• Records

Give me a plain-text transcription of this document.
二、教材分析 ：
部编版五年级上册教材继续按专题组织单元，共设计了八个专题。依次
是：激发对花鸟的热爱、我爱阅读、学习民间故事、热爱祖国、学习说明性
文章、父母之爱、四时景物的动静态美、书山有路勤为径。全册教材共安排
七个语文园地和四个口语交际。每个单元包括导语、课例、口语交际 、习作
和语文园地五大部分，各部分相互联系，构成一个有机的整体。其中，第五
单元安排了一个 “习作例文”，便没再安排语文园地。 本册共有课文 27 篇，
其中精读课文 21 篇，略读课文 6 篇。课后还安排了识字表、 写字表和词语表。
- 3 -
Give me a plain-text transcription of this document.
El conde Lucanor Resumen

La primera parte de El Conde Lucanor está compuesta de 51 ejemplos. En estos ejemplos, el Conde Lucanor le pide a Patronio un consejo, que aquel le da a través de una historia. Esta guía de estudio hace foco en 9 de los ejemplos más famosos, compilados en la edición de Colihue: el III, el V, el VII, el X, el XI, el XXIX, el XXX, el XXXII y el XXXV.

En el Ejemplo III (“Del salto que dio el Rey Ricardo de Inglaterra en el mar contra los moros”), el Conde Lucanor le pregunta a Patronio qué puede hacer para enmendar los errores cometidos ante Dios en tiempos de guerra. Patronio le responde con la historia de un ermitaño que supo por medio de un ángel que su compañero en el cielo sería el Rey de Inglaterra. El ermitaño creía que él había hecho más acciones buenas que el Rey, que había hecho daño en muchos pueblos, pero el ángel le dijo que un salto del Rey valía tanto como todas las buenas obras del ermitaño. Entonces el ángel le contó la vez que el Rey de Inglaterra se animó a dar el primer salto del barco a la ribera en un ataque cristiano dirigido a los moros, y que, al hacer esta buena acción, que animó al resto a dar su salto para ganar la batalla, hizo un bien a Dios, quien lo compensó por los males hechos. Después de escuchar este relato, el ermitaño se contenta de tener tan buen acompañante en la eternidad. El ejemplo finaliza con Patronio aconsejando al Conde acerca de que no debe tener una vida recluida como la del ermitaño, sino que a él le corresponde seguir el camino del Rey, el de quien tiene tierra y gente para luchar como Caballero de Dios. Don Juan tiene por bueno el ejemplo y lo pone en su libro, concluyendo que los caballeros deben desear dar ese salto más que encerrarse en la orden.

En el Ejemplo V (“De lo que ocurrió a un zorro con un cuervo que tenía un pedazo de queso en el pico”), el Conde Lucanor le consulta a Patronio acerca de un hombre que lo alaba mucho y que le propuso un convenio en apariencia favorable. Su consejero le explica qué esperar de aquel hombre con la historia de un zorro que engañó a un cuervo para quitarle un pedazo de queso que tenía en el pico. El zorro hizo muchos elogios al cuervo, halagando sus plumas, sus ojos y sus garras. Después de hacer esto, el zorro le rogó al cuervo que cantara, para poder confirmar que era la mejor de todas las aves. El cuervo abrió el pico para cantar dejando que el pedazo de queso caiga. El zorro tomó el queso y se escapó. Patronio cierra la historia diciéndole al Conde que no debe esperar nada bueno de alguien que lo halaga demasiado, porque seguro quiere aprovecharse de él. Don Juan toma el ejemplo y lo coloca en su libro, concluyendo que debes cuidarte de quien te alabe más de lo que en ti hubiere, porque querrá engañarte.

• WHAT TO PRODUCE
Retype the material in full. Each word must match.

• OUTPUT FOR THIS EXERCISE
Give me a plain-text transcription of this document.
二、教材分析 ：
部编版五年级上册教材继续按专题组织单元，共设计了八个专题。依次
是：激发对花鸟的热爱、我爱阅读、学习民间故事、热爱祖国、学习说明性
文章、父母之爱、四时景物的动静态美、书山有路勤为径。全册教材共安排
七个语文园地和四个口语交际。每个单元包括导语、课例、口语交际 、习作
和语文园地五大部分，各部分相互联系，构成一个有机的整体。其中，第五
单元安排了一个 “习作例文”，便没再安排语文园地。 本册共有课文 27 篇，
其中精读课文 21 篇，略读课文 6 篇。课后还安排了识字表、 写字表和词语表。
- 3 -
Give me a plain-text transcription of this document.
El conde Lucanor Resumen

La primera parte de El Conde Lucanor está compuesta de 51 ejemplos. En estos ejemplos, el Conde Lucanor le pide a Patronio un consejo, que aquel le da a través de una historia. Esta guía de estudio hace foco en 9 de los ejemplos más famosos, compilados en la edición de Colihue: el III, el V, el VII, el X, el XI, el XXIX, el XXX, el XXXII y el XXXV.

En el Ejemplo III (“Del salto que dio el Rey Ricardo de Inglaterra en el mar contra los moros”), el Conde Lucanor le pregunta a Patronio qué puede hacer para enmendar los errores cometidos ante Dios en tiempos de guerra. Patronio le responde con la historia de un ermitaño que supo por medio de un ángel que su compañero en el cielo sería el Rey de Inglaterra. El ermitaño creía que él había hecho más acciones buenas que el Rey, que había hecho daño en muchos pueblos, pero el ángel le dijo que un salto del Rey valía tanto como todas las buenas obras del ermitaño. Entonces el ángel le contó la vez que el Rey de Inglaterra se animó a dar el primer salto del barco a la ribera en un ataque cristiano dirigido a los moros, y que, al hacer esta buena acción, que animó al resto a dar su salto para ganar la batalla, hizo un bien a Dios, quien lo compensó por los males hechos. Después de escuchar este relato, el ermitaño se contenta de tener tan buen acompañante en la eternidad. El ejemplo finaliza con Patronio aconsejando al Conde acerca de que no debe tener una vida recluida como la del ermitaño, sino que a él le corresponde seguir el camino del Rey, el de quien tiene tierra y gente para luchar como Caballero de Dios. Don Juan tiene por bueno el ejemplo y lo pone en su libro, concluyendo que los caballeros deben desear dar ese salto más que encerrarse en la orden.

En el Ejemplo V (“De lo que ocurrió a un zorro con un cuervo que tenía un pedazo de queso en el pico”), el Conde Lucanor le consulta a Patronio acerca de un hombre que lo alaba mucho y que le propuso un convenio en apariencia favorable. Su consejero le explica qué esperar de aquel hombre con la historia de un zorro que engañó a un cuervo para quitarle un pedazo de queso que tenía en el pico. El zorro hizo muchos elogios al cuervo, halagando sus plumas, sus ojos y sus garras. Después de hacer esto, el zorro le rogó al cuervo que cantara, para poder confirmar que era la mejor de todas las aves. El cuervo abrió el pico para cantar dejando que el pedazo de queso caiga. El zorro tomó el queso y se escapó. Patronio cierra la historia diciéndole al Conde que no debe esperar nada bueno de alguien que lo halaga demasiado, porque seguro quiere aprovecharse de él. Don Juan toma el ejemplo y lo coloca en su libro, concluyendo que debes cuidarte de quien te alabe más de lo que en ti hubiere, porque querrá engañarte.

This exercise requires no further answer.